| ITEMS |
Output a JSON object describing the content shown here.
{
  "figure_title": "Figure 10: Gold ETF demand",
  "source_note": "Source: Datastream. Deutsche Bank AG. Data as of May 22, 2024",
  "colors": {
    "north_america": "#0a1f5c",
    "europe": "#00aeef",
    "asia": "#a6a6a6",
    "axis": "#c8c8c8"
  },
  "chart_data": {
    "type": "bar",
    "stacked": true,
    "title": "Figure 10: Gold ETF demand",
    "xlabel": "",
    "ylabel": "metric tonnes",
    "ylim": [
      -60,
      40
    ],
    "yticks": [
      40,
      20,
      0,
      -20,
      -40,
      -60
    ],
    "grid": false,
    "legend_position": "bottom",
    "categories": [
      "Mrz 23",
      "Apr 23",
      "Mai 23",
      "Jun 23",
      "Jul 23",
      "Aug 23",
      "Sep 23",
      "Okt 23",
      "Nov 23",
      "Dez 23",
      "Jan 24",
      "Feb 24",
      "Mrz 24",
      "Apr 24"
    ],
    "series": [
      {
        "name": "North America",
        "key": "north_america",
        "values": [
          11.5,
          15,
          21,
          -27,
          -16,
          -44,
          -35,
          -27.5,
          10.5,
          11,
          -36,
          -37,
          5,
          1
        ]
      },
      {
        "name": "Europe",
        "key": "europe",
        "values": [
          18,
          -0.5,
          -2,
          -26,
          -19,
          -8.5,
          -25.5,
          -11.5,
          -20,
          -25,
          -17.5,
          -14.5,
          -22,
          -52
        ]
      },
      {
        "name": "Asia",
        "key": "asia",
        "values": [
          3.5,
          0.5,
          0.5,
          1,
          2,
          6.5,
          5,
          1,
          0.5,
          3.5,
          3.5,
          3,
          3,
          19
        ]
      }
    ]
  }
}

| GIVEN REQUEST |
Which lines in the listing above hold the word "demand"? Show each of them.

| FULL ANSWER |
  "figure_title": "Figure 10: Gold ETF demand",
    "title": "Figure 10: Gold ETF demand",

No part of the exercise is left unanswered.